======== Records supplied

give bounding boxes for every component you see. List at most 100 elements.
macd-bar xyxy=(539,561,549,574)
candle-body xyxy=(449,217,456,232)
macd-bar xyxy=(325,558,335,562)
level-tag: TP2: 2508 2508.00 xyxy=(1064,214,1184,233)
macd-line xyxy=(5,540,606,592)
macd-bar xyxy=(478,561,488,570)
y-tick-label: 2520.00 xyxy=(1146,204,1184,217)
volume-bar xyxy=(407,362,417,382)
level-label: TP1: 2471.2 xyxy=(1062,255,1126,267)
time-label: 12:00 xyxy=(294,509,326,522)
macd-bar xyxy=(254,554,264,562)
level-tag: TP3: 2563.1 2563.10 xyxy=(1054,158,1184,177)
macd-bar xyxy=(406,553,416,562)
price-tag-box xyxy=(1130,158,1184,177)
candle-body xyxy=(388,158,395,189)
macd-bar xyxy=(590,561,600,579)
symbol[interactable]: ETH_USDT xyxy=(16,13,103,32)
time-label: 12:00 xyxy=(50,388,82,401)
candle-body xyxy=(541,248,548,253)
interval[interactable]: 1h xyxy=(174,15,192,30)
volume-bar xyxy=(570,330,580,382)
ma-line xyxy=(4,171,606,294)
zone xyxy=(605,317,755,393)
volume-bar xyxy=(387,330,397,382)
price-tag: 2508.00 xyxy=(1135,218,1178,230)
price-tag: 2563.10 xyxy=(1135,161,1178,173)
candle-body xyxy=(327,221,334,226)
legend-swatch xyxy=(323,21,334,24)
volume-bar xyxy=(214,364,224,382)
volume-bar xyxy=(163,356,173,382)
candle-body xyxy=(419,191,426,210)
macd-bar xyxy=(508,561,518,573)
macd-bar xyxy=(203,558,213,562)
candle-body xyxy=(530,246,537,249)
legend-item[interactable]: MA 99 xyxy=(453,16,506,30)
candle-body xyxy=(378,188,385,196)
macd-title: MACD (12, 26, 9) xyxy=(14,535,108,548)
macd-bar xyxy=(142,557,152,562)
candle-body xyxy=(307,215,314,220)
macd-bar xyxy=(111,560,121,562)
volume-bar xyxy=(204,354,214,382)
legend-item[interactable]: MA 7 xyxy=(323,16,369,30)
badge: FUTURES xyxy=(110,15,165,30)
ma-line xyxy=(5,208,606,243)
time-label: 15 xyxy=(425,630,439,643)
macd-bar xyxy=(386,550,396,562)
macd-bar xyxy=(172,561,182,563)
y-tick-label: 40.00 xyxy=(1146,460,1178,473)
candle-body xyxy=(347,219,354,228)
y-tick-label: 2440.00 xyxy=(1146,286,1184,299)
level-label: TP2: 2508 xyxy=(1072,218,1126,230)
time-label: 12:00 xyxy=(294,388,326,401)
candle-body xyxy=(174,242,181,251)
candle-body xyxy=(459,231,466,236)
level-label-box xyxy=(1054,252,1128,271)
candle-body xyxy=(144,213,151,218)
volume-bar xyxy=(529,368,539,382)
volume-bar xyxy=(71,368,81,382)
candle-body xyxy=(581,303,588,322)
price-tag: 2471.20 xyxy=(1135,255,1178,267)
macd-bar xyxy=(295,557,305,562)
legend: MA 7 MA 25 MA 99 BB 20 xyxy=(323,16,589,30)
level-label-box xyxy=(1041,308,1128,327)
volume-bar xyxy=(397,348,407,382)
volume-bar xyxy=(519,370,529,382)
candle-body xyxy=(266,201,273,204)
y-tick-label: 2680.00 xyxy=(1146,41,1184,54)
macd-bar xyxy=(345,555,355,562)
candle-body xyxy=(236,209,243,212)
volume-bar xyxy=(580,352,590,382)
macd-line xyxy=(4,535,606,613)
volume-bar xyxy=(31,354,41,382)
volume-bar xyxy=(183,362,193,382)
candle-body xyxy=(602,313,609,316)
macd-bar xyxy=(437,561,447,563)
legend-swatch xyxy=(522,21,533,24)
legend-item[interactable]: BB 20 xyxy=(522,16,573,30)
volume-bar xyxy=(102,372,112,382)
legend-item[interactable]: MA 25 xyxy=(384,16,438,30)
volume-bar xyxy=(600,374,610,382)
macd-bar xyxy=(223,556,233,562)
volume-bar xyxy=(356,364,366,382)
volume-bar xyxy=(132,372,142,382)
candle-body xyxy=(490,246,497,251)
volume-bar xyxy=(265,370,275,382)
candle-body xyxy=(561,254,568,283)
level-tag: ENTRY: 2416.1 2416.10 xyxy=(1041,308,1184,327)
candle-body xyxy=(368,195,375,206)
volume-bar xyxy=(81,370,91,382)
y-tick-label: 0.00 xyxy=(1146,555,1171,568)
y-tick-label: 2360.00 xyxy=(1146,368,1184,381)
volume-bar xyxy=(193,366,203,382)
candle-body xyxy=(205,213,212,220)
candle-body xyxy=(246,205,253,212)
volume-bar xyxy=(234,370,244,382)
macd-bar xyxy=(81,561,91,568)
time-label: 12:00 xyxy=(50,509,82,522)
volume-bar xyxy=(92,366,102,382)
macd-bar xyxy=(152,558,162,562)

================

Return every line of the entries above that contains the string "item".

legend-item[interactable]: MA 99 xyxy=(453,16,506,30)
legend-item[interactable]: MA 7 xyxy=(323,16,369,30)
legend-item[interactable]: BB 20 xyxy=(522,16,573,30)
legend-item[interactable]: MA 25 xyxy=(384,16,438,30)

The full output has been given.